** BEGIN **
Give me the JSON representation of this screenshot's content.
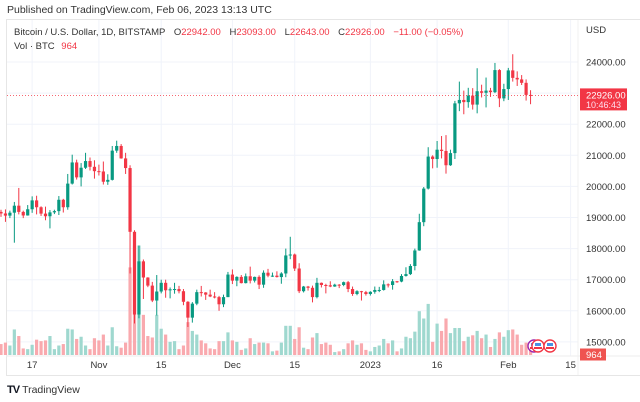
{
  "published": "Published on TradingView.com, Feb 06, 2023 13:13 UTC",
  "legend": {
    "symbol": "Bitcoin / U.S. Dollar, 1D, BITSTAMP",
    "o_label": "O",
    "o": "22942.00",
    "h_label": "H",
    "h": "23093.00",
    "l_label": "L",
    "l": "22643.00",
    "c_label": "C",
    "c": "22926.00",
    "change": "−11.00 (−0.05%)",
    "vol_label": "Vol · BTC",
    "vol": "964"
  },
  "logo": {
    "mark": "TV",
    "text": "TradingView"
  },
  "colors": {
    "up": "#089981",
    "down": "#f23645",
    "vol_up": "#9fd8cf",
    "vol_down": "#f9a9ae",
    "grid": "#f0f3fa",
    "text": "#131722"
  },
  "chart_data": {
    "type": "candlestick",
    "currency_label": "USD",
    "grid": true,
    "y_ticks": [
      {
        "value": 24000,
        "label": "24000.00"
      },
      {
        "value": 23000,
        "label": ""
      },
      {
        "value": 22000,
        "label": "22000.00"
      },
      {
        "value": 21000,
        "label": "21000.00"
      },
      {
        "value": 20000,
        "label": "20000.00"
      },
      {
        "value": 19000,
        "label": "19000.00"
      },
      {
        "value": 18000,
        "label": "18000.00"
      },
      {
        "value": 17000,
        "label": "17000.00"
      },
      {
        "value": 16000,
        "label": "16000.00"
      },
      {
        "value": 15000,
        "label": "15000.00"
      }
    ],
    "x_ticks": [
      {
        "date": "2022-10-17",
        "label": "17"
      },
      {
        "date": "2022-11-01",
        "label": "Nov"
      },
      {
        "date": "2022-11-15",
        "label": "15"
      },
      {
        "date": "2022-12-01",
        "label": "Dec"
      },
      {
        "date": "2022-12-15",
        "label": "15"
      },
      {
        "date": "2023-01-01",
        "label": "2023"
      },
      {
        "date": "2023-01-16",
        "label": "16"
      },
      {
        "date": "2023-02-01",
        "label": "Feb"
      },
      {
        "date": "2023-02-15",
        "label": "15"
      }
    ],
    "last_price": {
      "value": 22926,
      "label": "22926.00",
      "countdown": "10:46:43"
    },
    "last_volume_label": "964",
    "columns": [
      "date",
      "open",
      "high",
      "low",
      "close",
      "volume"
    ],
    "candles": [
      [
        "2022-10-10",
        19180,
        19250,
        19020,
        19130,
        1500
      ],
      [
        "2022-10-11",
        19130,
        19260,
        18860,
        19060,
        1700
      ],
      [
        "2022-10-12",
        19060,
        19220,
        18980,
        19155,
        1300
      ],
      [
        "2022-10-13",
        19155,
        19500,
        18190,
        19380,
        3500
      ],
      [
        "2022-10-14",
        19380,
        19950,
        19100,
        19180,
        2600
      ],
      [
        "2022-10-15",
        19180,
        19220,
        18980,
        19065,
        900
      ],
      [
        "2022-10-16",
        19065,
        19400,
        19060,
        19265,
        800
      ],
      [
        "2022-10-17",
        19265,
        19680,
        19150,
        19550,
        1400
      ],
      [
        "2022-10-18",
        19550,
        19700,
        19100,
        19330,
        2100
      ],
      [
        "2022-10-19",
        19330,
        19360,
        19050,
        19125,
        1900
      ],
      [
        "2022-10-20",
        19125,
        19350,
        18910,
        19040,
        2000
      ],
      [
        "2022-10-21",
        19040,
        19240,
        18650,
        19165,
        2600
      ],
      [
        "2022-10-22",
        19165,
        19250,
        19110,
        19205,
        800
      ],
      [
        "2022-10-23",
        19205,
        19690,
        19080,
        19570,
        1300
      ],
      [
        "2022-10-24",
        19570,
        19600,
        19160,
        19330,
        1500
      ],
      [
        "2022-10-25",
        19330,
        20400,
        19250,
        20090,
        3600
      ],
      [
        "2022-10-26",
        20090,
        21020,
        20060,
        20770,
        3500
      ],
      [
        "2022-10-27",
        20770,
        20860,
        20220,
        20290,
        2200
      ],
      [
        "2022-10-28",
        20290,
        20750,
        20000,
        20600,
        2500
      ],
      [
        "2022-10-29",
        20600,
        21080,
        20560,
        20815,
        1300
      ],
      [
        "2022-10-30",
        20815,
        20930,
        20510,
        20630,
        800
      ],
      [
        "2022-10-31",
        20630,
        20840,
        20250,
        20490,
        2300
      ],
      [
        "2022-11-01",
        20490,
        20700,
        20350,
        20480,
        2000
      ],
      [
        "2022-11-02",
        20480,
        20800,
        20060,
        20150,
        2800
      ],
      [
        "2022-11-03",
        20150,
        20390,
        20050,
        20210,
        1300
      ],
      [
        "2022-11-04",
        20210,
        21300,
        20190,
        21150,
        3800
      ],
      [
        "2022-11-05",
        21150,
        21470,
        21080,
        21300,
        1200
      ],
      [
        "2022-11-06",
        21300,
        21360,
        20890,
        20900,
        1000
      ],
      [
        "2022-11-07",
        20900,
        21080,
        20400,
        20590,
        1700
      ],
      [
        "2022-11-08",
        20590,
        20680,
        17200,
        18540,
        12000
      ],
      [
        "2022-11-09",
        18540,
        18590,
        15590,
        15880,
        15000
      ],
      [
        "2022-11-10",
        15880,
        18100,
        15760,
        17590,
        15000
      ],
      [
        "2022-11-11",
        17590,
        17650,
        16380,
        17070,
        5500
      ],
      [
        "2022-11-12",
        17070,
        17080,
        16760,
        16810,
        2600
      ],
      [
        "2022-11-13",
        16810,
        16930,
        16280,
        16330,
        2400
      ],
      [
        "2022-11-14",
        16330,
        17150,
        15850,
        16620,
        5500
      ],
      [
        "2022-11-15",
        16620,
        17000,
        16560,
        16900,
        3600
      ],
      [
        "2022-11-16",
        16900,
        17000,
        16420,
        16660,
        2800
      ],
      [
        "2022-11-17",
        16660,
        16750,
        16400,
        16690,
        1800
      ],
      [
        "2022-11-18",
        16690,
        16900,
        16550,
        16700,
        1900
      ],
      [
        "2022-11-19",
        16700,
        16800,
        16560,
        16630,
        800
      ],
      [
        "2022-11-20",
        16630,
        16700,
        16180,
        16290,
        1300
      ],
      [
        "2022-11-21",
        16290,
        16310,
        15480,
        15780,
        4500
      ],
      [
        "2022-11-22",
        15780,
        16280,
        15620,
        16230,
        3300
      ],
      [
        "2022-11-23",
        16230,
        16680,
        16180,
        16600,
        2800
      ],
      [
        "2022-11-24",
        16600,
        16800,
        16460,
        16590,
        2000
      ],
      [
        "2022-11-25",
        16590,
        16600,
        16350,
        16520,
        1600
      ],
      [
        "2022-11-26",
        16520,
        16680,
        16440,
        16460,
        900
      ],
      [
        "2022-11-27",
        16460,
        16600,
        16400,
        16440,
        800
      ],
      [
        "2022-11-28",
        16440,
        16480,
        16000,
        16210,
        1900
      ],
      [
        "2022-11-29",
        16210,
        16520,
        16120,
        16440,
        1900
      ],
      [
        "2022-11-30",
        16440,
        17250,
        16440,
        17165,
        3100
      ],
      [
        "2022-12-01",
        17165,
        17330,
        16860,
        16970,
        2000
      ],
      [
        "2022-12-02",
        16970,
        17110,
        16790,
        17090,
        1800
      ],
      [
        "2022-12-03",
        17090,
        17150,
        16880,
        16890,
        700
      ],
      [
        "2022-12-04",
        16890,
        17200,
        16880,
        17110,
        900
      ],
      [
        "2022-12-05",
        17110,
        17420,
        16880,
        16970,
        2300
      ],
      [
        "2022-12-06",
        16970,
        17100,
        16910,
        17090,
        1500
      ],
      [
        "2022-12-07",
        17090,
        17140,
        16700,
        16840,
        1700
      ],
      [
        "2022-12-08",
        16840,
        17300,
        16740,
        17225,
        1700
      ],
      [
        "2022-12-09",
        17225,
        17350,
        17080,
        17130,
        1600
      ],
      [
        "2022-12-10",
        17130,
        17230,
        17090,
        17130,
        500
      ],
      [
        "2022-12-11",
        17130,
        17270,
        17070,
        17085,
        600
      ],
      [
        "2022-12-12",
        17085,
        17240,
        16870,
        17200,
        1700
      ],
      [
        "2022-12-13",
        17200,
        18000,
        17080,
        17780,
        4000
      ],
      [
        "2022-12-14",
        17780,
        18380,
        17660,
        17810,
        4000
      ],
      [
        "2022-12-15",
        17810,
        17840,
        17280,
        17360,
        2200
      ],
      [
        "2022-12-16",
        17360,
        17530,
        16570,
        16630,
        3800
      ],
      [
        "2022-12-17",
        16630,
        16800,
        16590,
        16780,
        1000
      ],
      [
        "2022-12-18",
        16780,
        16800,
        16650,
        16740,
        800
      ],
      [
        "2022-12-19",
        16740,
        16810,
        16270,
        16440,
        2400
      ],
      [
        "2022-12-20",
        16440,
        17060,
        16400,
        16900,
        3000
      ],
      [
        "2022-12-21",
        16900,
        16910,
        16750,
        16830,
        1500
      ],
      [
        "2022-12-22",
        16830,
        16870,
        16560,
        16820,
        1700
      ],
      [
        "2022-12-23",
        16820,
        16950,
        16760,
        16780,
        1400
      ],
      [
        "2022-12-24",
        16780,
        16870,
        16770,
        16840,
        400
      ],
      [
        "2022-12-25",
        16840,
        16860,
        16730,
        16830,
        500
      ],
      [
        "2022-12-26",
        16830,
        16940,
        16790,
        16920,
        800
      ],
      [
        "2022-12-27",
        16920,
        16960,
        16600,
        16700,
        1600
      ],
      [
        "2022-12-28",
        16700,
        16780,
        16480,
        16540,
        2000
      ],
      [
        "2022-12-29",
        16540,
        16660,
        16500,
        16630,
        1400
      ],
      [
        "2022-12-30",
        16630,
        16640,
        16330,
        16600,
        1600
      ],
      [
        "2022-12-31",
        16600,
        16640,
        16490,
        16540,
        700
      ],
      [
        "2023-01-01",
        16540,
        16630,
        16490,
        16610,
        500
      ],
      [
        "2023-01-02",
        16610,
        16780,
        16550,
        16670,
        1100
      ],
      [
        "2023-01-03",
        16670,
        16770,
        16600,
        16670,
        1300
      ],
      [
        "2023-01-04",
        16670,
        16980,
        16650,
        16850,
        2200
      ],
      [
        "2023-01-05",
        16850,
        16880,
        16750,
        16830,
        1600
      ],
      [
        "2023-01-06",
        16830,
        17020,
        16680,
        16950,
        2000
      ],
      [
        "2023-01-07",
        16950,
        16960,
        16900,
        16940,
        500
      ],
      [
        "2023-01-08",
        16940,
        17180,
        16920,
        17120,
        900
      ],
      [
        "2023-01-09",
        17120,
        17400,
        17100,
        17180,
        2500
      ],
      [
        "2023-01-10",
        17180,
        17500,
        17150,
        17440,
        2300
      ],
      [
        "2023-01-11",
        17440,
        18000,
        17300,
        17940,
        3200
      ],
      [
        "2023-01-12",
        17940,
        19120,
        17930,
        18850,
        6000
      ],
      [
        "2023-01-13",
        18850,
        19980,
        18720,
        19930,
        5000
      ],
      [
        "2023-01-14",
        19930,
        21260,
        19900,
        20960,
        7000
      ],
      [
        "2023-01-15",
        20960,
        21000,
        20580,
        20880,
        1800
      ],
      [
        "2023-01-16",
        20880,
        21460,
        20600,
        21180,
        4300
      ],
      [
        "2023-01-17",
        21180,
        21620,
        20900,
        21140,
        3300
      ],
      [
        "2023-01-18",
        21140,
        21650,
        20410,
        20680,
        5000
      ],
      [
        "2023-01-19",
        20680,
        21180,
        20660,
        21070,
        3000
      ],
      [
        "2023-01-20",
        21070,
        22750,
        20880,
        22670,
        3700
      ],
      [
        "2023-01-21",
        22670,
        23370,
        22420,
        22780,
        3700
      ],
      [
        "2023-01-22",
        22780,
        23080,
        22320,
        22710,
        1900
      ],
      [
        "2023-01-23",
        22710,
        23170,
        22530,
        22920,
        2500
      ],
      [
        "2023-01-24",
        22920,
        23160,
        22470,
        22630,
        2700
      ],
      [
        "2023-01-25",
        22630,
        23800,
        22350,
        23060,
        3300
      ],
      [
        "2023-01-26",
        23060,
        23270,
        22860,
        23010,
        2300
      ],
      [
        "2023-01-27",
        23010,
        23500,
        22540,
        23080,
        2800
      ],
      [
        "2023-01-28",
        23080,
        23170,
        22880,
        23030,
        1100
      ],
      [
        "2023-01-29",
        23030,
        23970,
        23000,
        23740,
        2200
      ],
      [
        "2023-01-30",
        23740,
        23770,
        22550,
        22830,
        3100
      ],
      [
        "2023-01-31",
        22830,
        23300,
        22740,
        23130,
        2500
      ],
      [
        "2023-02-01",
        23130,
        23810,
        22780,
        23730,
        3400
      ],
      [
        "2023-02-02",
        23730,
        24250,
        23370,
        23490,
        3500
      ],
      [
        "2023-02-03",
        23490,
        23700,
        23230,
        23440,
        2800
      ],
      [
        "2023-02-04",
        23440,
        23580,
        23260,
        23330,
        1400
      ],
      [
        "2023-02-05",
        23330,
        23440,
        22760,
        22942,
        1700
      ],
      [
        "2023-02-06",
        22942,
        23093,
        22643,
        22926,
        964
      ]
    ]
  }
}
** END **
# Exercise details:
Count how many lines in the data above hold the string "value", and give the number with no other words.

# Task result:
11